##### Dataset rows

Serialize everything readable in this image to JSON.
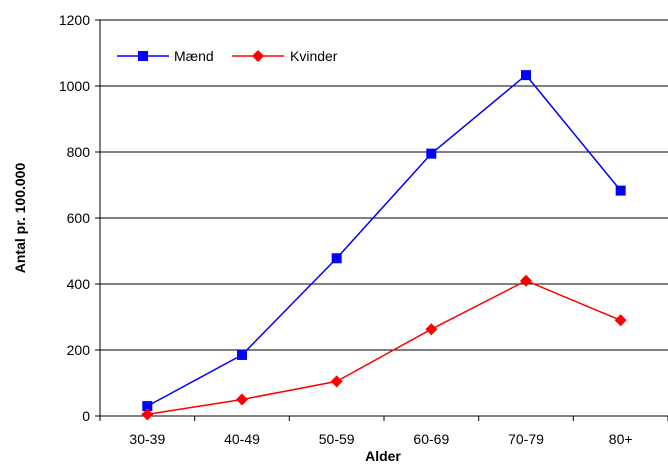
{
  "chart_data": {
    "type": "line",
    "title": "",
    "xlabel": "Alder",
    "ylabel": "Antal pr. 100.000",
    "categories": [
      "30-39",
      "40-49",
      "50-59",
      "60-69",
      "70-79",
      "80+"
    ],
    "ylim": [
      0,
      1200
    ],
    "yticks": [
      "0",
      "200",
      "400",
      "600",
      "800",
      "1000",
      "1200"
    ],
    "grid": true,
    "legend": "top-left",
    "series": [
      {
        "name": "Mænd",
        "color": "#0000ff",
        "marker": "square",
        "values": [
          30,
          185,
          478,
          795,
          1033,
          683
        ]
      },
      {
        "name": "Kvinder",
        "color": "#ff0000",
        "marker": "diamond",
        "values": [
          5,
          50,
          105,
          263,
          410,
          290
        ]
      }
    ]
  }
}
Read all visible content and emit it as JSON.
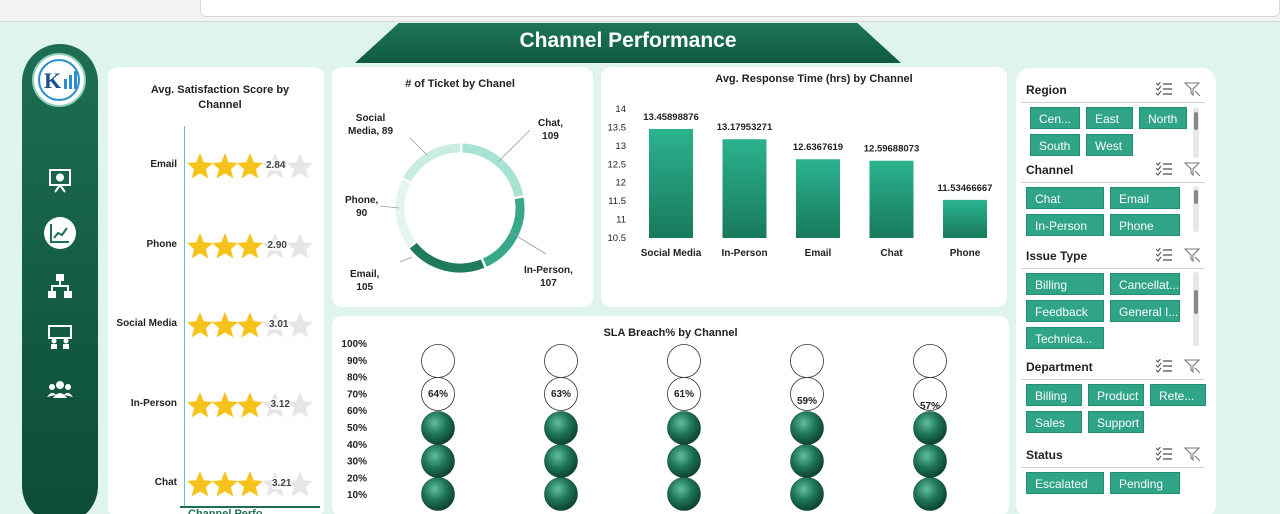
{
  "title": "Channel Performance",
  "nav": {
    "items": [
      {
        "name": "presentation-icon",
        "active": false
      },
      {
        "name": "line-chart-icon",
        "active": true
      },
      {
        "name": "flowchart-icon",
        "active": false
      },
      {
        "name": "meeting-icon",
        "active": false
      },
      {
        "name": "team-icon",
        "active": false
      }
    ]
  },
  "satisfaction": {
    "title_line1": "Avg. Satisfaction Score by",
    "title_line2": "Channel",
    "rows": [
      {
        "channel": "Email",
        "score": "2.84",
        "value": 2.84
      },
      {
        "channel": "Phone",
        "score": "2.90",
        "value": 2.9
      },
      {
        "channel": "Social Media",
        "score": "3.01",
        "value": 3.01
      },
      {
        "channel": "In-Person",
        "score": "3.12",
        "value": 3.12
      },
      {
        "channel": "Chat",
        "score": "3.21",
        "value": 3.21
      }
    ]
  },
  "tickets": {
    "title": "# of Ticket by Chanel",
    "slices": [
      {
        "name": "Chat",
        "value": 109,
        "color": "#a8e2d3",
        "label_line1": "Chat,",
        "label_line2": "109"
      },
      {
        "name": "In-Person",
        "value": 107,
        "color": "#39a88a",
        "label_line1": "In-Person,",
        "label_line2": "107"
      },
      {
        "name": "Email",
        "value": 105,
        "color": "#1f7a5e",
        "label_line1": "Email,",
        "label_line2": "105"
      },
      {
        "name": "Phone",
        "value": 90,
        "color": "#e3f5f0",
        "label_line1": "Phone,",
        "label_line2": "90"
      },
      {
        "name": "Social Media",
        "value": 89,
        "color": "#c9ede3",
        "label_line1": "Social",
        "label_line2": "Media,  89"
      }
    ]
  },
  "response": {
    "title": "Avg. Response Time (hrs) by Channel",
    "chart_data": {
      "type": "bar",
      "categories": [
        "Social Media",
        "In-Person",
        "Email",
        "Chat",
        "Phone"
      ],
      "values": [
        13.45898876,
        13.17953271,
        12.6367619,
        12.59688073,
        11.53466667
      ],
      "value_labels": [
        "13.45898876",
        "13.17953271",
        "12.6367619",
        "12.59688073",
        "11.53466667"
      ],
      "ylim": [
        10.5,
        14
      ],
      "yticks": [
        "14",
        "13.5",
        "13",
        "12.5",
        "12",
        "11.5",
        "11",
        "10.5"
      ]
    }
  },
  "sla": {
    "title": "SLA Breach% by Channel",
    "yticks": [
      "100%",
      "90%",
      "80%",
      "70%",
      "60%",
      "50%",
      "40%",
      "30%",
      "20%",
      "10%"
    ],
    "values": [
      "64%",
      "63%",
      "61%",
      "59%",
      "57%"
    ]
  },
  "filters": {
    "region": {
      "title": "Region",
      "buttons": [
        "Cen...",
        "East",
        "North",
        "South",
        "West"
      ]
    },
    "channel": {
      "title": "Channel",
      "buttons": [
        "Chat",
        "Email",
        "In-Person",
        "Phone"
      ]
    },
    "issue_type": {
      "title": "Issue Type",
      "buttons": [
        "Billing",
        "Cancellat...",
        "Feedback",
        "General I...",
        "Technica..."
      ]
    },
    "department": {
      "title": "Department",
      "buttons": [
        "Billing",
        "Product",
        "Rete...",
        "Sales",
        "Support"
      ]
    },
    "status": {
      "title": "Status",
      "buttons": [
        "Escalated",
        "Pending"
      ]
    }
  },
  "sheet_tab": "Channel Perfo..."
}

##########

# Exercise instructions
Pick out each line that holds the string "JSON".

# Full output
Serialize everything readable in this image to JSON.
Read all visible content and emit it as JSON.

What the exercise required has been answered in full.